* Stored data *
= = = = = = =
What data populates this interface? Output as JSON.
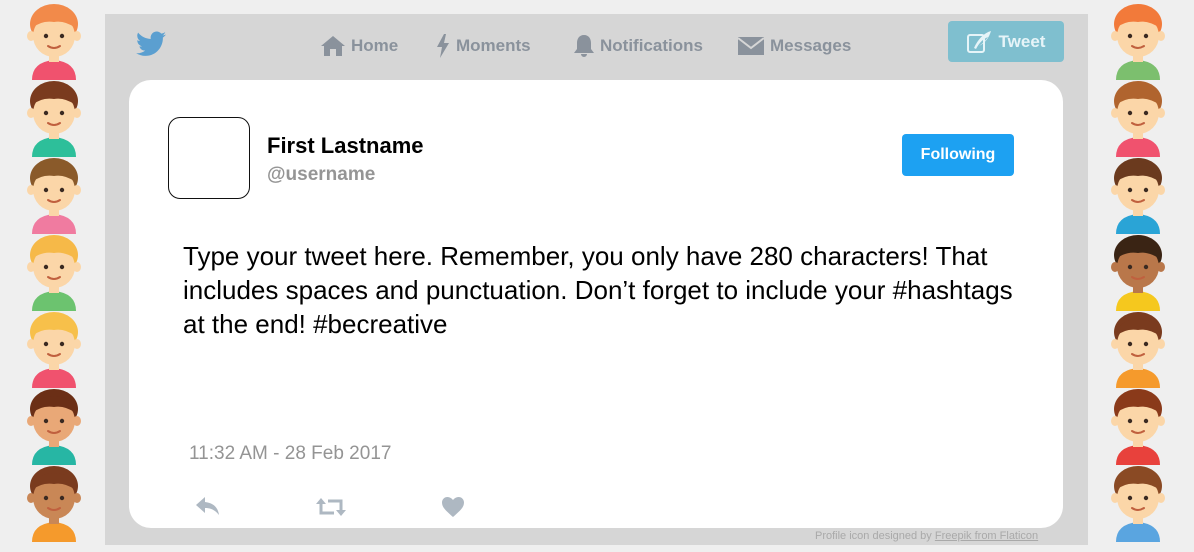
{
  "nav": {
    "home": "Home",
    "moments": "Moments",
    "notifications": "Notifications",
    "messages": "Messages",
    "tweet_button": "Tweet"
  },
  "tweet": {
    "display_name": "First Lastname",
    "username": "@username",
    "follow_button": "Following",
    "text": "Type your tweet here.  Remember, you only have 280 characters! That includes spaces and punctuation. Don’t forget to include your #hashtags at the end! #becreative",
    "timestamp": "11:32 AM - 28 Feb 2017"
  },
  "credit": {
    "prefix": "Profile icon designed by ",
    "link": "Freepik from Flaticon"
  },
  "icons": {
    "logo": "twitter-bird-icon",
    "home": "house-icon",
    "moments": "lightning-icon",
    "notifications": "bell-icon",
    "messages": "envelope-icon",
    "compose": "quill-icon",
    "reply": "reply-arrow-icon",
    "retweet": "retweet-icon",
    "like": "heart-icon"
  },
  "colors": {
    "page_background": "#efefef",
    "frame": "#d6d6d6",
    "follow_button": "#1da1f2",
    "tweet_button": "#7fbfcf",
    "nav_text": "#8a929c",
    "muted_text": "#959595"
  },
  "avatars": {
    "left": [
      {
        "hair": "#f28a4a",
        "skin": "#fbd6a8",
        "shirt": "#f0526e"
      },
      {
        "hair": "#7a3b1e",
        "skin": "#fbd6a8",
        "shirt": "#2dbf9a"
      },
      {
        "hair": "#8a5a2a",
        "skin": "#fbd6a8",
        "shirt": "#f07ba0"
      },
      {
        "hair": "#f6b948",
        "skin": "#fbd6a8",
        "shirt": "#6cc36f"
      },
      {
        "hair": "#f7c04a",
        "skin": "#fbd6a8",
        "shirt": "#f0526e"
      },
      {
        "hair": "#6b2f16",
        "skin": "#e9a877",
        "shirt": "#27b6a4"
      },
      {
        "hair": "#7a3b1e",
        "skin": "#c98756",
        "shirt": "#f59a2c"
      }
    ],
    "right": [
      {
        "hair": "#f27a3a",
        "skin": "#fbd6a8",
        "shirt": "#7cbf6e"
      },
      {
        "hair": "#b0642e",
        "skin": "#fbd6a8",
        "shirt": "#f0526e"
      },
      {
        "hair": "#6b3a1e",
        "skin": "#fbd6a8",
        "shirt": "#2aa4d6"
      },
      {
        "hair": "#3a2414",
        "skin": "#b9774a",
        "shirt": "#f5c81e"
      },
      {
        "hair": "#7a3b1e",
        "skin": "#fbd6a8",
        "shirt": "#f59a2c"
      },
      {
        "hair": "#8a3a1a",
        "skin": "#fbd6a8",
        "shirt": "#e8413c"
      },
      {
        "hair": "#8a4a24",
        "skin": "#fbd6a8",
        "shirt": "#5aa5e0"
      }
    ]
  }
}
= = = = = = =
* Directions for this task *
Print out the material word for word, omitting the pictures.

* Written reply *
What data populates this interface? Output as JSON.
{
  "nav": {
    "home": "Home",
    "moments": "Moments",
    "notifications": "Notifications",
    "messages": "Messages",
    "tweet_button": "Tweet"
  },
  "tweet": {
    "display_name": "First Lastname",
    "username": "@username",
    "follow_button": "Following",
    "text": "Type your tweet here.  Remember, you only have 280 characters! That includes spaces and punctuation. Don’t forget to include your #hashtags at the end! #becreative",
    "timestamp": "11:32 AM - 28 Feb 2017"
  },
  "credit": {
    "prefix": "Profile icon designed by ",
    "link": "Freepik from Flaticon"
  },
  "icons": {
    "logo": "twitter-bird-icon",
    "home": "house-icon",
    "moments": "lightning-icon",
    "notifications": "bell-icon",
    "messages": "envelope-icon",
    "compose": "quill-icon",
    "reply": "reply-arrow-icon",
    "retweet": "retweet-icon",
    "like": "heart-icon"
  },
  "colors": {
    "page_background": "#efefef",
    "frame": "#d6d6d6",
    "follow_button": "#1da1f2",
    "tweet_button": "#7fbfcf",
    "nav_text": "#8a929c",
    "muted_text": "#959595"
  },
  "avatars": {
    "left": [
      {
        "hair": "#f28a4a",
        "skin": "#fbd6a8",
        "shirt": "#f0526e"
      },
      {
        "hair": "#7a3b1e",
        "skin": "#fbd6a8",
        "shirt": "#2dbf9a"
      },
      {
        "hair": "#8a5a2a",
        "skin": "#fbd6a8",
        "shirt": "#f07ba0"
      },
      {
        "hair": "#f6b948",
        "skin": "#fbd6a8",
        "shirt": "#6cc36f"
      },
      {
        "hair": "#f7c04a",
        "skin": "#fbd6a8",
        "shirt": "#f0526e"
      },
      {
        "hair": "#6b2f16",
        "skin": "#e9a877",
        "shirt": "#27b6a4"
      },
      {
        "hair": "#7a3b1e",
        "skin": "#c98756",
        "shirt": "#f59a2c"
      }
    ],
    "right": [
      {
        "hair": "#f27a3a",
        "skin": "#fbd6a8",
        "shirt": "#7cbf6e"
      },
      {
        "hair": "#b0642e",
        "skin": "#fbd6a8",
        "shirt": "#f0526e"
      },
      {
        "hair": "#6b3a1e",
        "skin": "#fbd6a8",
        "shirt": "#2aa4d6"
      },
      {
        "hair": "#3a2414",
        "skin": "#b9774a",
        "shirt": "#f5c81e"
      },
      {
        "hair": "#7a3b1e",
        "skin": "#fbd6a8",
        "shirt": "#f59a2c"
      },
      {
        "hair": "#8a3a1a",
        "skin": "#fbd6a8",
        "shirt": "#e8413c"
      },
      {
        "hair": "#8a4a24",
        "skin": "#fbd6a8",
        "shirt": "#5aa5e0"
      }
    ]
  }
}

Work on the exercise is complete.